===== PROVIDED PASSAGE

When bits of optimization imply bits of modeling: the Touchette-Lloyd theorem

Alfred Harwood; Alex_Altair

This post is about one of the results described in the 2004 paper 'Information-theoretic approach to the study of control systems' by Hugo Touchette and Seth Lloyd.^[1] The paper compares 'open-loop' and 'closed-loop' controllers (which we here call 'blind' and 'sighted' policies) for the task of reducing entropy and quantifies the difference between them using the mutual information between the controller and the environment. This post is a pedagogical guide to this result and includes discussion of it in light of the selection theorems agenda and the agent structure problem.^[2] The proof, along with more worked-out examples, can be found in the next post.

Introduction

A core feature of agents which makes them special is that they model the environment for the purpose of bringing about a particular outcome. The agent structure problem asks about the inverse; if we observe that something brings about a particular outcome, can we say that it must be modelling the environment?^[3] A while back, John Wentworth asked a related question; "How Many Bits Of Optimization Can One Bit Of Observation Unlock?"^[4] The Touchette-Lloyd theorem is one of the few results in the existing literature to touch on this problem.^[5] We think it elegantly conveys something fundamental, and want more people to know about it!

The setup

Here's how the setup of the Touchette-Lloyd theorem implements each part of the above bold sentence. The environment is a random variable which goes through one time-step of change, into random variable $Y$ . The external thing interacting with the environment is another random variable $A$ .^[6] We'll use the word 'policy' to describe the way in which $A$ responds to particular values of $X$ , as characterised by the probability distribution $P (A | X)$ . The exact way that $X$ and $A$ determine $Y$ we'll call the environment's dynamics. "Bringing about a particular outcome" is simplified to a reduction in the (Shannon) entropy between $X$ and $Y$ . And finally, "modelling the environment" is formalized as $A$ having mutual information with $X$ .

Unfortunately, the naive conjecture of "entropy reduction implies mutual information" is false. It is easy to define a particular setup^[7] where the policy $A$ has no mutual information with $X$ , and the environmental dynamics cause an entropy reduction on their own.

We will use the term 'blind policy' to refer to those where $X$ and $A$ have no mutual information and the term 'sighted policy' to refer to those where $X$ and $A$ have positive mutual information. These two families of polices can be represented by the Bayes nets in the below figure.

Bayes nets for blind and sighted policies. The directions of the arrows also show the direction of causal influence that we are assuming.

However, for any given dynamics, if a policy achieves an entropy reduction greater than any blind policy could, then the size of that additional entropy reduction is bounded by the mutual information the policy has with the environment. In other words, for each bit of entropy reduction (beyond what the environment does on its own) the policy must use an additional bit of information from the state $X$ . This is what the Touchette-Lloyd theorem says. To put this claim more formally, the actual inequality is as follows;

Δ H \leq Δ H_{B l i n d}^{M a x} + I (X; A) .

==========

## [SHORT PROBLEM]
Duplicate the part of the Touchette-Lloyd post starting at "This post is about" and ending at "the next post.". The rows after this aren't needed for anything.

===== ITEMS

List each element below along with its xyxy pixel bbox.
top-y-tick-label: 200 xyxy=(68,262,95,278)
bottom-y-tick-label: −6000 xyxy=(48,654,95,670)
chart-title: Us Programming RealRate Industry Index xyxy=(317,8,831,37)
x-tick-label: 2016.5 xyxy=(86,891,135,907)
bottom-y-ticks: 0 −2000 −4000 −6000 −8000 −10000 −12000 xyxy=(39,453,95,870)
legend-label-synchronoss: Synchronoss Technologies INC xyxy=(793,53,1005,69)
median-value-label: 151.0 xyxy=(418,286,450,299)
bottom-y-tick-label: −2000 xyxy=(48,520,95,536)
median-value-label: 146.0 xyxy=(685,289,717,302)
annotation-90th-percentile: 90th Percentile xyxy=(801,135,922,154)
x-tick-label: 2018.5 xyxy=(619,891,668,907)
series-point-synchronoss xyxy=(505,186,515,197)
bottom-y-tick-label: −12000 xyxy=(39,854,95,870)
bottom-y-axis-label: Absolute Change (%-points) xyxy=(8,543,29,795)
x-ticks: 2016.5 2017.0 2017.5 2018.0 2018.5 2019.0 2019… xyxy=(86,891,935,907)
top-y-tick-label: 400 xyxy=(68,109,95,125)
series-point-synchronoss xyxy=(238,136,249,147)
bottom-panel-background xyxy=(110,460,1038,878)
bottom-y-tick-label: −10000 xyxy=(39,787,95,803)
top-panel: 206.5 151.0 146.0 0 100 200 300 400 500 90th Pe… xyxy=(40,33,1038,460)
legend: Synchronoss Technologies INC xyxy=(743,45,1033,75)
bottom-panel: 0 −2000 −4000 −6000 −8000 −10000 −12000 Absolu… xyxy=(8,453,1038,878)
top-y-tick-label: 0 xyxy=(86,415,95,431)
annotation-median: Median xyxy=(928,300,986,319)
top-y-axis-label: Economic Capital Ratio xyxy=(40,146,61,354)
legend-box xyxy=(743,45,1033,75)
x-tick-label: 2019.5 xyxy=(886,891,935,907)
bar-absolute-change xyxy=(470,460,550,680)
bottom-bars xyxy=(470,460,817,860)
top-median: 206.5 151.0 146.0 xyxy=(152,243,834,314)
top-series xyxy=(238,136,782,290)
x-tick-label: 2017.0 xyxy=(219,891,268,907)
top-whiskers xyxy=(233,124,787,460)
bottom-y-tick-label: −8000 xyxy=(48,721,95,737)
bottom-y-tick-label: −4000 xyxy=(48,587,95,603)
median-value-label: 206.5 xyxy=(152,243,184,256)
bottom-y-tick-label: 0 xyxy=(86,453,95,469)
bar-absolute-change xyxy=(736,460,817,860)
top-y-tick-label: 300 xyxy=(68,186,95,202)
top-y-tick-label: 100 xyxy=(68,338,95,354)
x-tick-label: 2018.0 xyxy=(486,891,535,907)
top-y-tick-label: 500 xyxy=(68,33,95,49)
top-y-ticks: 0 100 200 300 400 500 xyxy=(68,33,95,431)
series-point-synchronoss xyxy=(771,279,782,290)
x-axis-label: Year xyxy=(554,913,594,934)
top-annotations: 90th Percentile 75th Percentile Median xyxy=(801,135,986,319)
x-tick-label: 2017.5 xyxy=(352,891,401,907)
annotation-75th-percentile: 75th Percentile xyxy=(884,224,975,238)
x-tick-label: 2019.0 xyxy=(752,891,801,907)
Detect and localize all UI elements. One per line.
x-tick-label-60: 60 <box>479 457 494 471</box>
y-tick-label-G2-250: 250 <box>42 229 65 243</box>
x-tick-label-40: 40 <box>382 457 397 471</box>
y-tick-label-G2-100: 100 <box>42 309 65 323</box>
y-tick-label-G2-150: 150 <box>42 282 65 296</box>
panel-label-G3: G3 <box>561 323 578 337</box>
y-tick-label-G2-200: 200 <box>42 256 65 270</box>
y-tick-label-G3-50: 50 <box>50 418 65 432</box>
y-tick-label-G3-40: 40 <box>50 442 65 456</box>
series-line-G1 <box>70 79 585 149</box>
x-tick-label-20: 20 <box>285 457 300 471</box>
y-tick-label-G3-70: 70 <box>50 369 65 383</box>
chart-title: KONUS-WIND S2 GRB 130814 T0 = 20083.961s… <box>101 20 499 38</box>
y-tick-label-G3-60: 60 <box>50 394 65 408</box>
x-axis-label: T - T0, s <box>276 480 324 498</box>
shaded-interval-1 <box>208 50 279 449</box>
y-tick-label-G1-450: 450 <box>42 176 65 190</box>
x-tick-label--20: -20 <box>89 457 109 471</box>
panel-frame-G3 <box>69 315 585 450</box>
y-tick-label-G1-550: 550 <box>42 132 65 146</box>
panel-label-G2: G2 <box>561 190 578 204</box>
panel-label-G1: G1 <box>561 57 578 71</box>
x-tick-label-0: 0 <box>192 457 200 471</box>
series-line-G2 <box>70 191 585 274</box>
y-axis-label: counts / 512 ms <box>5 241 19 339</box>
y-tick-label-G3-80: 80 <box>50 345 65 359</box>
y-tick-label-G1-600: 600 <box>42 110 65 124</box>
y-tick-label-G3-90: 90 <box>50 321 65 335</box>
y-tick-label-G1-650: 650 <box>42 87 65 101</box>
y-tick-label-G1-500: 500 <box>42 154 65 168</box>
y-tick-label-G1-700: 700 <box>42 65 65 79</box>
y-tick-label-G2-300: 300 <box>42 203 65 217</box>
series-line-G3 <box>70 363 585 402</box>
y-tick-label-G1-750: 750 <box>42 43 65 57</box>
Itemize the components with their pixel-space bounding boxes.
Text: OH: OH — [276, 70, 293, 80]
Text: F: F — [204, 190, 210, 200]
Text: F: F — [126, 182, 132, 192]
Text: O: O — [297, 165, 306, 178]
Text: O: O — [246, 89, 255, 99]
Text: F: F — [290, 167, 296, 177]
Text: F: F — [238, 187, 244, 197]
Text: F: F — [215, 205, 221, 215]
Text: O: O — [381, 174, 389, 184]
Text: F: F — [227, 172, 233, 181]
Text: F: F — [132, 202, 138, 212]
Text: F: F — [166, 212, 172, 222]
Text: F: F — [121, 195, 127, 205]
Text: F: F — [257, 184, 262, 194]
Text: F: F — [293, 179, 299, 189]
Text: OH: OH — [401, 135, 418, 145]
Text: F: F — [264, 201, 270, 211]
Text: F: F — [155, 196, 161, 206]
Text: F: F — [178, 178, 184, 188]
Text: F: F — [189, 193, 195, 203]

==========

## [SOLUTION]
This post is about one of the results described in the 2004 paper 'Information-theoretic approach to the study of control systems' by Hugo Touchette and Seth Lloyd.^[1] The paper compares 'open-loop' and 'closed-loop' controllers (which we here call 'blind' and 'sighted' policies) for the task of reducing entropy and quantifies the difference between them using the mutual information between the controller and the environment. This post is a pedagogical guide to this result and includes discussion of it in light of the selection theorems agenda and the agent structure problem.^[2] The proof, along with more worked-out examples, can be found in the next post.